## EXERCISE BRIEF
List all the lines in these records that hold "bottom".

— Start RAW RECORDS —

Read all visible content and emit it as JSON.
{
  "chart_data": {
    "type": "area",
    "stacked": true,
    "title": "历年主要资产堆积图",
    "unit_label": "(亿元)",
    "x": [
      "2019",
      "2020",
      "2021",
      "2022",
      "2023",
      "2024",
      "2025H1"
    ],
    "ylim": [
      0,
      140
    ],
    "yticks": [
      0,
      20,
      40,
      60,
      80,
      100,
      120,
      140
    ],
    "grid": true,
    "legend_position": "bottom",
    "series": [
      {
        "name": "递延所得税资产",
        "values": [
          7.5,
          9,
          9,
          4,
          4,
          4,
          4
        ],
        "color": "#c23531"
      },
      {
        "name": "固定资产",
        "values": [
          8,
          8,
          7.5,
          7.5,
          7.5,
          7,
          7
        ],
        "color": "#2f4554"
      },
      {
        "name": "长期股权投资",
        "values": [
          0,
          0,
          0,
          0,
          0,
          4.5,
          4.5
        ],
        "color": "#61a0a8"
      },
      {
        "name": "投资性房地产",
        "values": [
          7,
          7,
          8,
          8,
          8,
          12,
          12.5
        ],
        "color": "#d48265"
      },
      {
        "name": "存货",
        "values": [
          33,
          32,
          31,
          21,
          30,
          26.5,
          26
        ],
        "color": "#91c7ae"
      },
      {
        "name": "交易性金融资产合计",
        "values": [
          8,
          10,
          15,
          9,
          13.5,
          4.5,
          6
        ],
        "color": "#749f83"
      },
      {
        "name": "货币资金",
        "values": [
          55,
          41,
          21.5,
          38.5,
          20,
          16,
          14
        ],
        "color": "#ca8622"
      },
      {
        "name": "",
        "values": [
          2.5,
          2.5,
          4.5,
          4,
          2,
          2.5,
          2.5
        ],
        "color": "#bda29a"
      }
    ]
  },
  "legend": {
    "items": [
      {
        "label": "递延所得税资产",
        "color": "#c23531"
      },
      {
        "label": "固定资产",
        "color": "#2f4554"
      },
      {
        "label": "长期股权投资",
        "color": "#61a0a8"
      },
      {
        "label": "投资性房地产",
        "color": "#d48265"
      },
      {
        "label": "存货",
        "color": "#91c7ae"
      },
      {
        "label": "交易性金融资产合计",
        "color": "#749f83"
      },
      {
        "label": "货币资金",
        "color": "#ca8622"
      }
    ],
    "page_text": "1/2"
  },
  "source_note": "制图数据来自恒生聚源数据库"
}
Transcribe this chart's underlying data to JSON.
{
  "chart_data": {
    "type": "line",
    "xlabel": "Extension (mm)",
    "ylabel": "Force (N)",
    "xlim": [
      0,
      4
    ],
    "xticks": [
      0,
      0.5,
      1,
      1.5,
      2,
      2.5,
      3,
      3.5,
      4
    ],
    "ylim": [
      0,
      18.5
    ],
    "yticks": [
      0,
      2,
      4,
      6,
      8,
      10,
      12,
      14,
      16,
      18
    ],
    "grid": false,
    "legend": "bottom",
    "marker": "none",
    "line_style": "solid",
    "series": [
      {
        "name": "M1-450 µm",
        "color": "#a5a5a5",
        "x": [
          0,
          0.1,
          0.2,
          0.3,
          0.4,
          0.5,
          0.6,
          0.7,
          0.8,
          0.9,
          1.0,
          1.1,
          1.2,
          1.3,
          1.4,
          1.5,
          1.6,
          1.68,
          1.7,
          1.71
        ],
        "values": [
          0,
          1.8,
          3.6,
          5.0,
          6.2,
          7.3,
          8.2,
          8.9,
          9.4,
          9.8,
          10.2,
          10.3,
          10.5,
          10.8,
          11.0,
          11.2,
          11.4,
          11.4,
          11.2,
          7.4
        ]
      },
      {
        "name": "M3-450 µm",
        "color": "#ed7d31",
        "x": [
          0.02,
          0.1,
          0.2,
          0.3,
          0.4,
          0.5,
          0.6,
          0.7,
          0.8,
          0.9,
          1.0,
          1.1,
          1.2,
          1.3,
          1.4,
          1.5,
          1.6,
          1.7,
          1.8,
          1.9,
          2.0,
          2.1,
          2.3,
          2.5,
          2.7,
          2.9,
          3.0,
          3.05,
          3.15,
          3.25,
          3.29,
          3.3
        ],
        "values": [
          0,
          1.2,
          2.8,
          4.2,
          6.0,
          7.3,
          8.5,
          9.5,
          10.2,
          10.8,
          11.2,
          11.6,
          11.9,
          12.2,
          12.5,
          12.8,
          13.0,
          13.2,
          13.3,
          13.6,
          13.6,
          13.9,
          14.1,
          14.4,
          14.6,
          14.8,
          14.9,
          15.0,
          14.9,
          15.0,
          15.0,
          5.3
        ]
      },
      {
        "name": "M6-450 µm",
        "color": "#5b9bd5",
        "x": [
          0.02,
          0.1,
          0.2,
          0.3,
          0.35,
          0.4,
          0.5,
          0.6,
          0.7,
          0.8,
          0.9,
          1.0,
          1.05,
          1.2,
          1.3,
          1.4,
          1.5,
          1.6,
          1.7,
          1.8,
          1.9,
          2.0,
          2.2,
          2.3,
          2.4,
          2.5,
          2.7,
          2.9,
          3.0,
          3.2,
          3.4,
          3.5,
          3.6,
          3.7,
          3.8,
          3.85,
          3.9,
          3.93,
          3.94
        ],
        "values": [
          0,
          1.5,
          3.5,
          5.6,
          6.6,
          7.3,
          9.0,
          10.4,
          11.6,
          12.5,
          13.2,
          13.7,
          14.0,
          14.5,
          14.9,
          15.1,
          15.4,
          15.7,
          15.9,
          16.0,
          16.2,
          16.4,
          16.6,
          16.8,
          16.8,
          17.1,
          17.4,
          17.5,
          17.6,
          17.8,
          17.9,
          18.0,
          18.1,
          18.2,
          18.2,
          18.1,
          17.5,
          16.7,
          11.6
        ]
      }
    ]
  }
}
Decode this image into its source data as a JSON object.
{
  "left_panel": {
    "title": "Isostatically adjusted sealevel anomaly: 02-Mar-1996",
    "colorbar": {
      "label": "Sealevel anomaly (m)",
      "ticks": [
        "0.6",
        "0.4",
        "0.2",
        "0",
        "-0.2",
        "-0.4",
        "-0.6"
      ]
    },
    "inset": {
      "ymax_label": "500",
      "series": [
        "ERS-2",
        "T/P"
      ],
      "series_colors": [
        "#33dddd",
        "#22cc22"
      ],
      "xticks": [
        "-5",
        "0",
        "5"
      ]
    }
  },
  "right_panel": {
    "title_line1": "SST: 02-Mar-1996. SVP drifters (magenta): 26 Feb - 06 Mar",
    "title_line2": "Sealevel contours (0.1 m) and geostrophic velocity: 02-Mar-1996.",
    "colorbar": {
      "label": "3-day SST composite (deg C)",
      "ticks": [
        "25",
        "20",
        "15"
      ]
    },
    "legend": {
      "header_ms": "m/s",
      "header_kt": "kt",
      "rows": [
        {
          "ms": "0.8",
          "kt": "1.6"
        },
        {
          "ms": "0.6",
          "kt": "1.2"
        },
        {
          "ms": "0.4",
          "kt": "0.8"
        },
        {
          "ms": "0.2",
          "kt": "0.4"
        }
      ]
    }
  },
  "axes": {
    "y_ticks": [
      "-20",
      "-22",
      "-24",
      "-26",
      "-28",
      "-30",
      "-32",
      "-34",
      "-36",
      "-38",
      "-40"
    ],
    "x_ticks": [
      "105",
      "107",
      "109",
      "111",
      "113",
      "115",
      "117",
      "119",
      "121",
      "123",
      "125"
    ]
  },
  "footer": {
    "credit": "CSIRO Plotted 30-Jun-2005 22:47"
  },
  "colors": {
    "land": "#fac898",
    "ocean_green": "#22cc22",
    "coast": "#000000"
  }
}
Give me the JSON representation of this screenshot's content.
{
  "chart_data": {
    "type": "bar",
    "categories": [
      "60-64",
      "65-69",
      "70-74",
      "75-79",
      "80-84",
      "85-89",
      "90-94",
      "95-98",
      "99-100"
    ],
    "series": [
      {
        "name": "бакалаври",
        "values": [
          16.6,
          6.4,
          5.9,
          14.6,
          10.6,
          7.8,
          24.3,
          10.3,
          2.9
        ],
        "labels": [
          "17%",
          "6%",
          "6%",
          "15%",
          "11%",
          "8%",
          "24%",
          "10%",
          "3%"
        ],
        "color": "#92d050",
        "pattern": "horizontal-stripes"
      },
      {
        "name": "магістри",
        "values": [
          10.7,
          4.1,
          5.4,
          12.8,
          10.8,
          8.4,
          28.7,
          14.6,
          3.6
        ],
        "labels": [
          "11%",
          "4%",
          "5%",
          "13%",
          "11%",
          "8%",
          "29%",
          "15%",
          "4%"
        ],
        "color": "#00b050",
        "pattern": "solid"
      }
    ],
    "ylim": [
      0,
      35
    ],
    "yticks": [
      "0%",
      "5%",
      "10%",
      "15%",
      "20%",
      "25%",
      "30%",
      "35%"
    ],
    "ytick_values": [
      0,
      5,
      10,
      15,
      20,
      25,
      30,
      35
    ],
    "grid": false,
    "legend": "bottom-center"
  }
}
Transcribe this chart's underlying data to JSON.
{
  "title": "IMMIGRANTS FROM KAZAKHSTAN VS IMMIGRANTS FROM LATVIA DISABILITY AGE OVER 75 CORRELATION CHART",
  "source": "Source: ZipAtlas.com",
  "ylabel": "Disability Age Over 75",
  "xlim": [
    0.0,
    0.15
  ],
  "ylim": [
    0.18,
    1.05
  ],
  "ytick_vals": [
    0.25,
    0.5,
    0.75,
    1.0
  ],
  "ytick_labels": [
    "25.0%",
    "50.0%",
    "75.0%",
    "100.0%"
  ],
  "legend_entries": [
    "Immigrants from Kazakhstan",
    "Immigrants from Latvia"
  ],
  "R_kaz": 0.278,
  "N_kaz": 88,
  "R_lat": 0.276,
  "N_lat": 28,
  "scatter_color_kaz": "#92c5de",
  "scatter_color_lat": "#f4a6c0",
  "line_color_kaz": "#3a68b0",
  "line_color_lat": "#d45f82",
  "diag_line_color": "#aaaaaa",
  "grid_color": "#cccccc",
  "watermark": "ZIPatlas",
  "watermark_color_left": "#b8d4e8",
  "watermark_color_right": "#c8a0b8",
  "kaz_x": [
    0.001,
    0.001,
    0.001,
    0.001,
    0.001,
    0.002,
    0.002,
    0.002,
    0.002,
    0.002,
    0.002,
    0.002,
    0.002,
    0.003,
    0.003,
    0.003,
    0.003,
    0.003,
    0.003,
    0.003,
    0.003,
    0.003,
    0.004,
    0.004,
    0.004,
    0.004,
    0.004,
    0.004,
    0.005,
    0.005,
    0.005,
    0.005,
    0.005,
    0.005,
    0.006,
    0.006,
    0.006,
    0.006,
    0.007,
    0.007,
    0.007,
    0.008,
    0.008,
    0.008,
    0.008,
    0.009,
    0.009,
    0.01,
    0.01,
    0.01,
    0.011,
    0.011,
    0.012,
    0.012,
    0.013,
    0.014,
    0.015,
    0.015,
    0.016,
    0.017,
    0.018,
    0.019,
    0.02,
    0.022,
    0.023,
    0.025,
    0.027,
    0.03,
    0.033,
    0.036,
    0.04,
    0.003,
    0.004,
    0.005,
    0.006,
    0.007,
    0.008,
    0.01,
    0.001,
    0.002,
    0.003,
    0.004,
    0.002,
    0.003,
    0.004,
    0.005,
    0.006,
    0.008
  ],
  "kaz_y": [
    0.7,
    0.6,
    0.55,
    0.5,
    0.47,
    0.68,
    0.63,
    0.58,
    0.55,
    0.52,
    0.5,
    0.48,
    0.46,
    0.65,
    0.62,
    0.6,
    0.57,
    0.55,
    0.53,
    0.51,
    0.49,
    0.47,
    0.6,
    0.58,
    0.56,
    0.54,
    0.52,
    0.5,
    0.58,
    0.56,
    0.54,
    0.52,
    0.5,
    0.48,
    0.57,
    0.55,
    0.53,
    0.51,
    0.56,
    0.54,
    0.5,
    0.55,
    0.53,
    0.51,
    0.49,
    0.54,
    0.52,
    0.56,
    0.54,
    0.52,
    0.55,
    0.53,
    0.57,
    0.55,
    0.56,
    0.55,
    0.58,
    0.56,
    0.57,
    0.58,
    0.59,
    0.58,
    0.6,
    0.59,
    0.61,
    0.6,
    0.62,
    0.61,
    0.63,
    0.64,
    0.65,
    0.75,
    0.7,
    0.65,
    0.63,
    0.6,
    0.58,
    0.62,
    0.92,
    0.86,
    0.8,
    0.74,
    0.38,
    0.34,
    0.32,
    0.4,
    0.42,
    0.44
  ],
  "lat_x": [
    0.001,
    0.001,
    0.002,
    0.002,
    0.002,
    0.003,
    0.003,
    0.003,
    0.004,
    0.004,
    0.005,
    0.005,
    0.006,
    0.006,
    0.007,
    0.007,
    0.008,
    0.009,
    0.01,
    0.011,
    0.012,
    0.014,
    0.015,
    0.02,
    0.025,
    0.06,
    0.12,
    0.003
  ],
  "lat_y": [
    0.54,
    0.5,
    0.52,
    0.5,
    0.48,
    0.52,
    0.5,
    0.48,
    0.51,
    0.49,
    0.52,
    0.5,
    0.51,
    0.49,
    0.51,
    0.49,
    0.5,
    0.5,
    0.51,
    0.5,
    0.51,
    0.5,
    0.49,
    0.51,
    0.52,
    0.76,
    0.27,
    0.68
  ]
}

— End RAW RECORDS —

## COMPLETED TASK
    "legend_position": "bottom",
    "legend": "bottom",
    "legend": "bottom-center"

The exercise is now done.